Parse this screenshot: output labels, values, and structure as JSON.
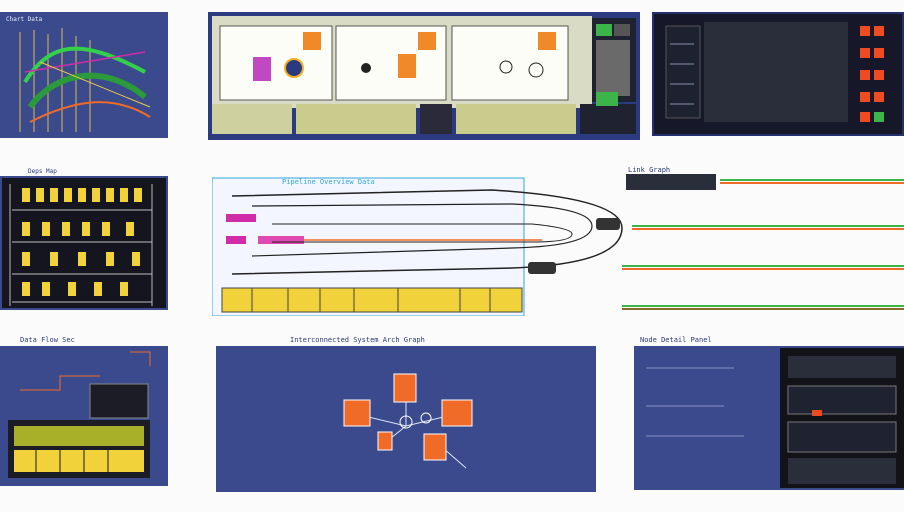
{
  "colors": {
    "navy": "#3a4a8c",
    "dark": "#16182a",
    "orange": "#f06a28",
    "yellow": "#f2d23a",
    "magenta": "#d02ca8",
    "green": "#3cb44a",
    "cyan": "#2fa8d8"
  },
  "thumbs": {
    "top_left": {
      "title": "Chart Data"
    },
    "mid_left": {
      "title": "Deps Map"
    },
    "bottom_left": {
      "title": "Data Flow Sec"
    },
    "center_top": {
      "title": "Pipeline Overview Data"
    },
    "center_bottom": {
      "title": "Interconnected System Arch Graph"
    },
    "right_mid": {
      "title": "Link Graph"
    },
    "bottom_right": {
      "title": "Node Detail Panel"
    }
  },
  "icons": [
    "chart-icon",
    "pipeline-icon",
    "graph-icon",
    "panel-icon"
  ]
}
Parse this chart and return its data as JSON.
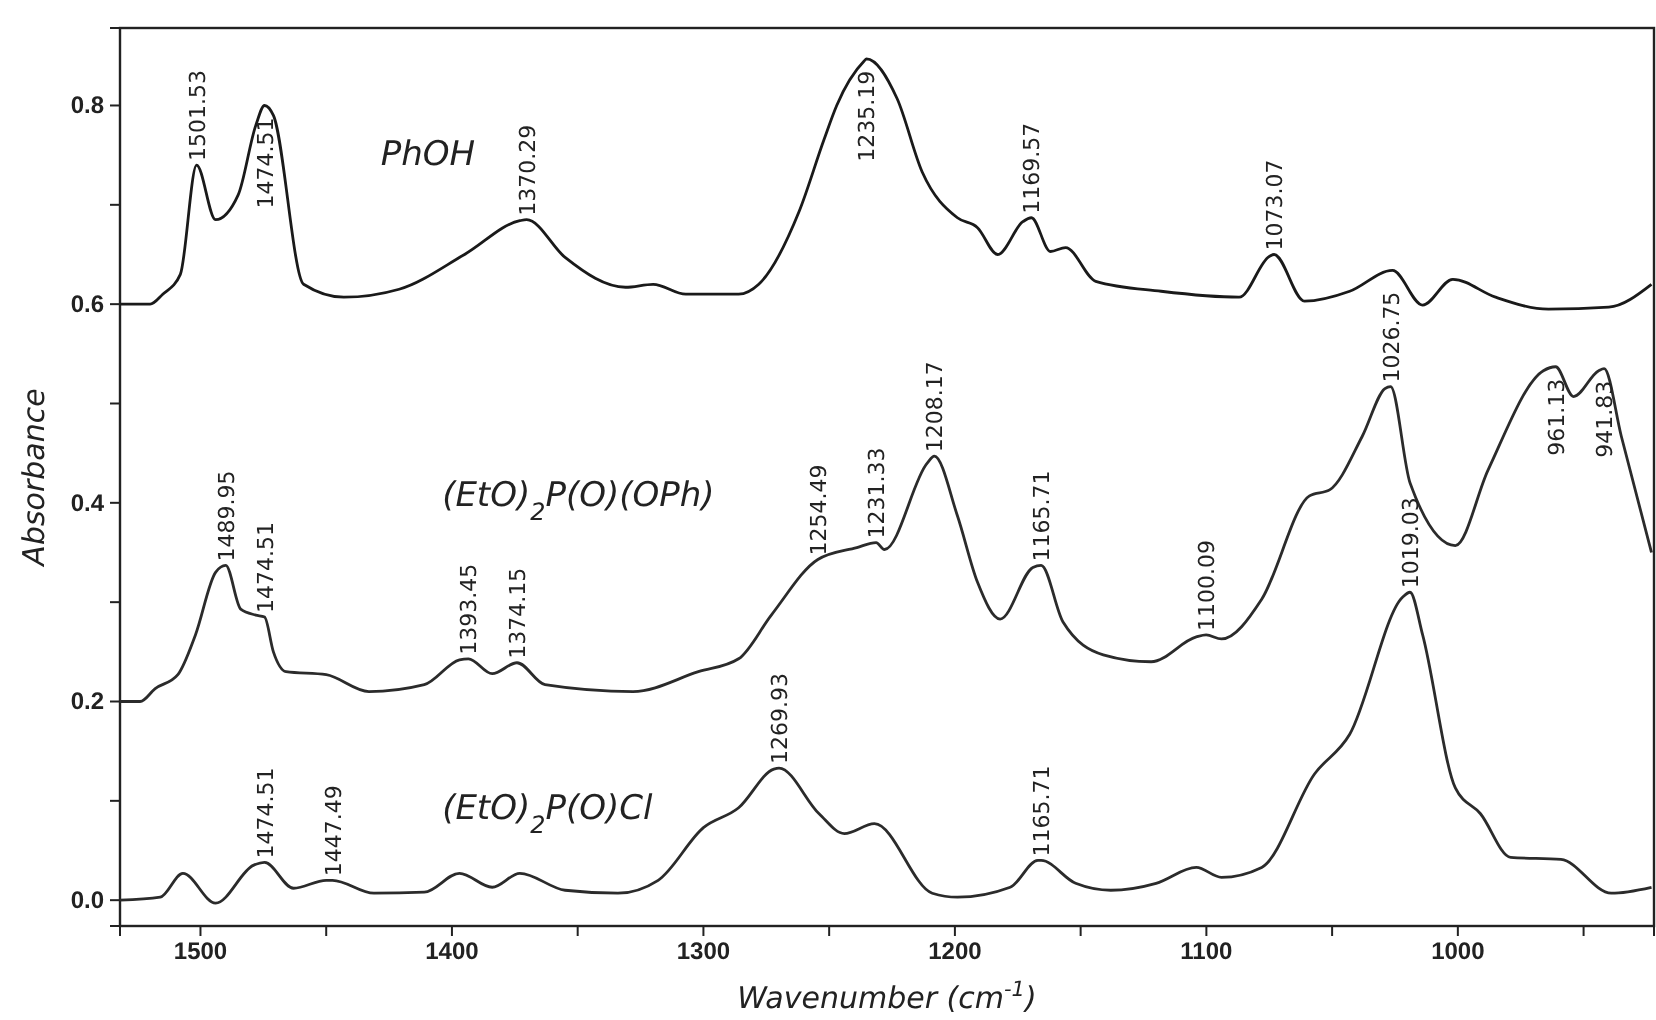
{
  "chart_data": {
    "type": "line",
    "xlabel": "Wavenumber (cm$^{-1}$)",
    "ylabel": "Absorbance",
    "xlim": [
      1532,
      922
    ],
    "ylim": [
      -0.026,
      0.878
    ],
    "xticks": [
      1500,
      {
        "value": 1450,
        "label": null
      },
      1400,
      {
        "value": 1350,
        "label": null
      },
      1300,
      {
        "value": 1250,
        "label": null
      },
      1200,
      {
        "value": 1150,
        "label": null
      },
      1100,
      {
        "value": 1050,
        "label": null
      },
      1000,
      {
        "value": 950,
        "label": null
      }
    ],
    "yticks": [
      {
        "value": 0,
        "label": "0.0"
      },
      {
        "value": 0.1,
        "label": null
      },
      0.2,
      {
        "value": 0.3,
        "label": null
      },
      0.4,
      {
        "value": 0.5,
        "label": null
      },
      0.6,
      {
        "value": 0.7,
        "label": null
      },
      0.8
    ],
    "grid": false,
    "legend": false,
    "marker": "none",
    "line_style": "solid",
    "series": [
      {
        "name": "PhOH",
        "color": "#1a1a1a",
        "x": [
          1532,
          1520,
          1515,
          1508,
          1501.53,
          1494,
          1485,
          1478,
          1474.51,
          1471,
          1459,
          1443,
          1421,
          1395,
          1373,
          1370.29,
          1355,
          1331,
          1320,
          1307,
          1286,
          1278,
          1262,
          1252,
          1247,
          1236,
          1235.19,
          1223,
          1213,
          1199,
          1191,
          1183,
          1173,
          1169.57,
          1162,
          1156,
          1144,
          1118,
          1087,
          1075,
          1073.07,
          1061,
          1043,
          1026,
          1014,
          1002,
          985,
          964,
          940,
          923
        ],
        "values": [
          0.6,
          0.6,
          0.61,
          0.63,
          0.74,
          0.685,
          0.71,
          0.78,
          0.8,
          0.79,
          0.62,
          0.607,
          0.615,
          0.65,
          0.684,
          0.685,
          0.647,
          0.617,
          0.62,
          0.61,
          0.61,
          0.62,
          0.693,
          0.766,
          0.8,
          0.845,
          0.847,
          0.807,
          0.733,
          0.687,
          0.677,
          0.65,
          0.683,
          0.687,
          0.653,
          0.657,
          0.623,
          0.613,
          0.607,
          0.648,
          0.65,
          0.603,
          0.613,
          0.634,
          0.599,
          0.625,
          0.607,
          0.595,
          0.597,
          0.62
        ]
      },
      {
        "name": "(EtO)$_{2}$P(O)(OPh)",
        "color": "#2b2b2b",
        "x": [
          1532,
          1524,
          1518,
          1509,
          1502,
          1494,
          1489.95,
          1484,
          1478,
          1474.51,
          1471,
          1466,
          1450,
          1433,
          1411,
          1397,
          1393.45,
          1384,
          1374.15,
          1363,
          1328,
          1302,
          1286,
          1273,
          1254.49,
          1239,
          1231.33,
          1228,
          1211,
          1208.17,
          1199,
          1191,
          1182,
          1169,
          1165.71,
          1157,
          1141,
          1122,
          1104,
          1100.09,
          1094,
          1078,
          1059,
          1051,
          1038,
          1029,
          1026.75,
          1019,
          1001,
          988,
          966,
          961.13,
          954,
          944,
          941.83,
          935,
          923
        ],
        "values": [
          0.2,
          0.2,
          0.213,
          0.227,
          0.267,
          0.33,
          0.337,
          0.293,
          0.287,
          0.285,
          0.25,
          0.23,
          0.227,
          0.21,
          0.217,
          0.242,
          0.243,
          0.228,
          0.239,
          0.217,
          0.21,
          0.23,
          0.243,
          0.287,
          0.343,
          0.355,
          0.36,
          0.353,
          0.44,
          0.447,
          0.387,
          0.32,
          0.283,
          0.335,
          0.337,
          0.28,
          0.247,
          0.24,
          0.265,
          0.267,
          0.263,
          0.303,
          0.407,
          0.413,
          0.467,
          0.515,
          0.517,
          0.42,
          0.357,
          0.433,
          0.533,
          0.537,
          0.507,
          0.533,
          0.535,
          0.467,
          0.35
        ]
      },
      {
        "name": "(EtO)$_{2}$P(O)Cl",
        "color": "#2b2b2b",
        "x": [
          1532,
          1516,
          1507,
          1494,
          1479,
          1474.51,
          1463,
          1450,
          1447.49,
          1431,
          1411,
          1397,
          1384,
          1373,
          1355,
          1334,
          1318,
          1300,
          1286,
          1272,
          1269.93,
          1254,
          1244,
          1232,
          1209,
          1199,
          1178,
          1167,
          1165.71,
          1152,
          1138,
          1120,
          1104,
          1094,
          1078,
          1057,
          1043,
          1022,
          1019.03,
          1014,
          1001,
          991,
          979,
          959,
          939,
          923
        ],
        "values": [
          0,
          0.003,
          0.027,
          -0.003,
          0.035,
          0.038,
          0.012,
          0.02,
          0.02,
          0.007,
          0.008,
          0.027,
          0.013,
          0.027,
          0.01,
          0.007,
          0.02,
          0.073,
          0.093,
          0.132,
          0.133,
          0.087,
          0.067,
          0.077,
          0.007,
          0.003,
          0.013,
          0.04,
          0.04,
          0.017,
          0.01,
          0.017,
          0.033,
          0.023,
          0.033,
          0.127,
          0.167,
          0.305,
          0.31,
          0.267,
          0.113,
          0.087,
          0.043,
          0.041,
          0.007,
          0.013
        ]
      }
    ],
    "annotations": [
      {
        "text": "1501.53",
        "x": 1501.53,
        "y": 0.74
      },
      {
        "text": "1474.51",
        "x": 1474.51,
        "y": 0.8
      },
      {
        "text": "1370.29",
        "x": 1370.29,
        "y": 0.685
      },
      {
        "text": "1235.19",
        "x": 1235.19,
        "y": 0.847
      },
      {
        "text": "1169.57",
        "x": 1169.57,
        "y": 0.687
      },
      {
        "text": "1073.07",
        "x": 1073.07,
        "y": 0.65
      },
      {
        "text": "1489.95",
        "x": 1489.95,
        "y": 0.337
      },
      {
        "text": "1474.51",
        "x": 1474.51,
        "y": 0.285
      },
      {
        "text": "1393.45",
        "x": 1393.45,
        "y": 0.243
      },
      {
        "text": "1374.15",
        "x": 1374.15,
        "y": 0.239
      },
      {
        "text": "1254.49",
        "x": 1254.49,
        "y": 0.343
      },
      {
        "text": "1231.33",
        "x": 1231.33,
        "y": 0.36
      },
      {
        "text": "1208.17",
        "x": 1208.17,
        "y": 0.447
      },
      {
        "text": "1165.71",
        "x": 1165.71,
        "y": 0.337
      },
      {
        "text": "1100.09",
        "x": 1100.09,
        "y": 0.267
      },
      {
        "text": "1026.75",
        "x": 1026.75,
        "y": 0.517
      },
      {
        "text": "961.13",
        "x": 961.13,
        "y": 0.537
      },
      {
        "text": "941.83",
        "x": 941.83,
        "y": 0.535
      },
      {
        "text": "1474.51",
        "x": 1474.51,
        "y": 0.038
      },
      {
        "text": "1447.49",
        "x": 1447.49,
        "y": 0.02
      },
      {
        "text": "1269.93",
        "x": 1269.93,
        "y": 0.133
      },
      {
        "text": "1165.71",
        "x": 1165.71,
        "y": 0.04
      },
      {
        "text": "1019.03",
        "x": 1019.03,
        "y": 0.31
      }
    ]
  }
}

> _What this task involves_:
From the entries above, copy every line where the word "JSON" shows up.

> _Solved problem_:
Parse this screenshot: output labels, values, and structure as JSON.
Parse this chart and return its data as JSON.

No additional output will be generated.